§ **RECORDS SHOWN**
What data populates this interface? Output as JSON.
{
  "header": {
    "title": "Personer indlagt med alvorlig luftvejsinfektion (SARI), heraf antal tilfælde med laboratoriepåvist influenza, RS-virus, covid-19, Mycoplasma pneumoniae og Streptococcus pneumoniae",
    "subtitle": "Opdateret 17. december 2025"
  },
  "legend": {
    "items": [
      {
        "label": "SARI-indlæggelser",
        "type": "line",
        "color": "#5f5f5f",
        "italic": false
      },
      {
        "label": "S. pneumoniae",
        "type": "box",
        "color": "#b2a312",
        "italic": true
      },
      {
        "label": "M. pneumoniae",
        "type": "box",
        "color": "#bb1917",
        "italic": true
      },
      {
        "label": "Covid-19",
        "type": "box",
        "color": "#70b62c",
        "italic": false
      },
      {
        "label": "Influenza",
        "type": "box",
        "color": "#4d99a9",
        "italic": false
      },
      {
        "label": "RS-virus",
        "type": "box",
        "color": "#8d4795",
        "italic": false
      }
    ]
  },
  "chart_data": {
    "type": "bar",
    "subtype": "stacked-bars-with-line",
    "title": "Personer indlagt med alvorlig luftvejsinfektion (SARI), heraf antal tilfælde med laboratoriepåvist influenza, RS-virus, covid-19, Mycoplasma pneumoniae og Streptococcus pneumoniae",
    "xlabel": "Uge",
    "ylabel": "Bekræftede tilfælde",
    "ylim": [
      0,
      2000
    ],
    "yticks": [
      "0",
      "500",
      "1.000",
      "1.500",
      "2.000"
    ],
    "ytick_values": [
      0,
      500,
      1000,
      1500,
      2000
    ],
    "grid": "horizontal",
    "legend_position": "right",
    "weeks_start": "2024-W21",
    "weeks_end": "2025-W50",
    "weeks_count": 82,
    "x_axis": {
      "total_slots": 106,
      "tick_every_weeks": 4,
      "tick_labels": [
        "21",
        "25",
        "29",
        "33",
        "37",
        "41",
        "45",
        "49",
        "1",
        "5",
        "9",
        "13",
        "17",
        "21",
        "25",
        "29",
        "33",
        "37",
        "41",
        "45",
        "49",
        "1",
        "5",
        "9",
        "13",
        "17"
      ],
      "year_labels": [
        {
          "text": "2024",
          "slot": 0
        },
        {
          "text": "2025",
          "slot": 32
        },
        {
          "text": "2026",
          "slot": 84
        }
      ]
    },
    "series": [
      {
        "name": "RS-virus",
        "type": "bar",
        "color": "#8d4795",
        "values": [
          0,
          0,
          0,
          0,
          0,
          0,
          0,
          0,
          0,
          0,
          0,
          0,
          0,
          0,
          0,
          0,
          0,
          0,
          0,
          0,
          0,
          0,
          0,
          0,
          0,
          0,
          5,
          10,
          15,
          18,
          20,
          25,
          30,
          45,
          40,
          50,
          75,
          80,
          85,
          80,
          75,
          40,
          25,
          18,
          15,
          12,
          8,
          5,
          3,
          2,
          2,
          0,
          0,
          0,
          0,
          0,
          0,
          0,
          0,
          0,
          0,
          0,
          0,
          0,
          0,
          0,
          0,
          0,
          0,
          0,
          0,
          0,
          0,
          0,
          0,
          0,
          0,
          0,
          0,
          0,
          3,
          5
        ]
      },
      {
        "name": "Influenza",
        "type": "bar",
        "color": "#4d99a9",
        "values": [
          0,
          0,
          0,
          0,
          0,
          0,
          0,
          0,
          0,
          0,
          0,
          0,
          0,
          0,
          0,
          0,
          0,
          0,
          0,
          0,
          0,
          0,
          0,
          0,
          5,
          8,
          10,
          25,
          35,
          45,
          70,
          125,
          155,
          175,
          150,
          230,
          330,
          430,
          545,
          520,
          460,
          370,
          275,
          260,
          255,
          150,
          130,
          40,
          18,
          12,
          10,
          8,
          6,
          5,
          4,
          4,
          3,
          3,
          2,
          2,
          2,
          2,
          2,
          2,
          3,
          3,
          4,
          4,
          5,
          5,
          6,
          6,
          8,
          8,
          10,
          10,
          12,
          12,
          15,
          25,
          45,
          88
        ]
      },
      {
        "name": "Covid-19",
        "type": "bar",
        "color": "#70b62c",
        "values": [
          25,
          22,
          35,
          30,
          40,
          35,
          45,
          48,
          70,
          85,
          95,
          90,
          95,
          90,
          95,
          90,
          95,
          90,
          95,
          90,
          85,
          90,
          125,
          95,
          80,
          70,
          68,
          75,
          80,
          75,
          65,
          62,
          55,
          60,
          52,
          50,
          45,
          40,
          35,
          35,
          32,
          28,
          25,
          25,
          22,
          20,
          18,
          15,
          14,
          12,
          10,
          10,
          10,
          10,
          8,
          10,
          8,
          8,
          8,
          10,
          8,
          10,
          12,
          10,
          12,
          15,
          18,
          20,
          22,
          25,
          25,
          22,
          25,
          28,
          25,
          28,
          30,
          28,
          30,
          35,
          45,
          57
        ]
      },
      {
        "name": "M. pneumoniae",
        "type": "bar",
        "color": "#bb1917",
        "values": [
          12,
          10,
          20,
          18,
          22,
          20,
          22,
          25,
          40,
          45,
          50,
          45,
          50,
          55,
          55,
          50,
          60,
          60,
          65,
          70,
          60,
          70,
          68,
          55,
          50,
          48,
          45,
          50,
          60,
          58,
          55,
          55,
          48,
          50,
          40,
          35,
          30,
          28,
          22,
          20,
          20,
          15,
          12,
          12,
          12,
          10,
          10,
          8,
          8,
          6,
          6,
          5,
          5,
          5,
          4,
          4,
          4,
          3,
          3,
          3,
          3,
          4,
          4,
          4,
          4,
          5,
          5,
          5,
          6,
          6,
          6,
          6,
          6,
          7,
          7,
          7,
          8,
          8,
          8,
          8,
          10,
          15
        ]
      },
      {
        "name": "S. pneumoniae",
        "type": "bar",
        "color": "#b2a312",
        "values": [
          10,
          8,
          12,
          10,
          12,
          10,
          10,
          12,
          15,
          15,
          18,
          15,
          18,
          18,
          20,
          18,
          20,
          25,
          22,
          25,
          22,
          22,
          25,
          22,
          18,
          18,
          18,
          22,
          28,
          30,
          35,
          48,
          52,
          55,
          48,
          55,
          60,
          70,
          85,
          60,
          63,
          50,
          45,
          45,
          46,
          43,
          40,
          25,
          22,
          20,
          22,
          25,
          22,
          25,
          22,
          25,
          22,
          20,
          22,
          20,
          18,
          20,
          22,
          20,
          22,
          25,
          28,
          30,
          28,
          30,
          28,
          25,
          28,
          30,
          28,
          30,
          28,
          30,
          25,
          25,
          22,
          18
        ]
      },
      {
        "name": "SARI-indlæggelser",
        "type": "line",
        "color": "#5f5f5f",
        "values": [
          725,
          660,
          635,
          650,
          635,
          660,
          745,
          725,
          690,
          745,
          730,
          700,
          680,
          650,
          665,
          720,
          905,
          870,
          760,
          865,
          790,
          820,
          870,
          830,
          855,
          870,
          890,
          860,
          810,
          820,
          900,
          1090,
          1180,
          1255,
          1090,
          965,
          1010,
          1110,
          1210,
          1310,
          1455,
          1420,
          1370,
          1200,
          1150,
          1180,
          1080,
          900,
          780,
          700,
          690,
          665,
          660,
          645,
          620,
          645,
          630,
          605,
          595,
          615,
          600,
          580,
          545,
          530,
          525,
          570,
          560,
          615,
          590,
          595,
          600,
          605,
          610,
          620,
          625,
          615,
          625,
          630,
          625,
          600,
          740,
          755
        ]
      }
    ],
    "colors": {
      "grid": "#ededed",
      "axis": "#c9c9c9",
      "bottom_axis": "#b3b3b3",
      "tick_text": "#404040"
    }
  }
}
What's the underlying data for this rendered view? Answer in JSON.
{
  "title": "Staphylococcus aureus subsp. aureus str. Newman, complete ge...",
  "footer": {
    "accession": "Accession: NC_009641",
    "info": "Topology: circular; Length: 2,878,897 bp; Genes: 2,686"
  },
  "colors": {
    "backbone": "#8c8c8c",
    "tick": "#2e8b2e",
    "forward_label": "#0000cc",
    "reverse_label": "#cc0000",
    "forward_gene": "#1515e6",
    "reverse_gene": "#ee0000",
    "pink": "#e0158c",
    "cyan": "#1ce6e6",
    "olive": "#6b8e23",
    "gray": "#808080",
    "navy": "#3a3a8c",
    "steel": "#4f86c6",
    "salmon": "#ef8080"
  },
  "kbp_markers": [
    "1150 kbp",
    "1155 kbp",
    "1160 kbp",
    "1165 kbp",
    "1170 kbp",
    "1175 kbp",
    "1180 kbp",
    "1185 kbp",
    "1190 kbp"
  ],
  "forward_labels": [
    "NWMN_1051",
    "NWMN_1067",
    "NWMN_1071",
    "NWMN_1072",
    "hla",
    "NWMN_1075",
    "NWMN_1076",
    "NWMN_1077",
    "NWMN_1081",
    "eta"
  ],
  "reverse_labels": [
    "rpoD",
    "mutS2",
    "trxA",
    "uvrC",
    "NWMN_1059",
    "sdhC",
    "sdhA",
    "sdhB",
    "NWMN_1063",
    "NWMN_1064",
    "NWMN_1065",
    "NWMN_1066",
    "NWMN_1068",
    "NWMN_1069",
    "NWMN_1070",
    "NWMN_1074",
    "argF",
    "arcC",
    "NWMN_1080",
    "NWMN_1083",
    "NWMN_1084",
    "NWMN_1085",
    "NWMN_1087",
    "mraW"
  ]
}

§ **ACTIVITY**
Starting at the line that contains "What's the underlying", output every remaining line of the data exactly, and stop after the last one.

§ **EXPECTED ANSWER**
What's the underlying data for this rendered view? Answer in JSON.
{
  "title": "Staphylococcus aureus subsp. aureus str. Newman, complete ge...",
  "footer": {
    "accession": "Accession: NC_009641",
    "info": "Topology: circular; Length: 2,878,897 bp; Genes: 2,686"
  },
  "colors": {
    "backbone": "#8c8c8c",
    "tick": "#2e8b2e",
    "forward_label": "#0000cc",
    "reverse_label": "#cc0000",
    "forward_gene": "#1515e6",
    "reverse_gene": "#ee0000",
    "pink": "#e0158c",
    "cyan": "#1ce6e6",
    "olive": "#6b8e23",
    "gray": "#808080",
    "navy": "#3a3a8c",
    "steel": "#4f86c6",
    "salmon": "#ef8080"
  },
  "kbp_markers": [
    "1150 kbp",
    "1155 kbp",
    "1160 kbp",
    "1165 kbp",
    "1170 kbp",
    "1175 kbp",
    "1180 kbp",
    "1185 kbp",
    "1190 kbp"
  ],
  "forward_labels": [
    "NWMN_1051",
    "NWMN_1067",
    "NWMN_1071",
    "NWMN_1072",
    "hla",
    "NWMN_1075",
    "NWMN_1076",
    "NWMN_1077",
    "NWMN_1081",
    "eta"
  ],
  "reverse_labels": [
    "rpoD",
    "mutS2",
    "trxA",
    "uvrC",
    "NWMN_1059",
    "sdhC",
    "sdhA",
    "sdhB",
    "NWMN_1063",
    "NWMN_1064",
    "NWMN_1065",
    "NWMN_1066",
    "NWMN_1068",
    "NWMN_1069",
    "NWMN_1070",
    "NWMN_1074",
    "argF",
    "arcC",
    "NWMN_1080",
    "NWMN_1083",
    "NWMN_1084",
    "NWMN_1085",
    "NWMN_1087",
    "mraW"
  ]
}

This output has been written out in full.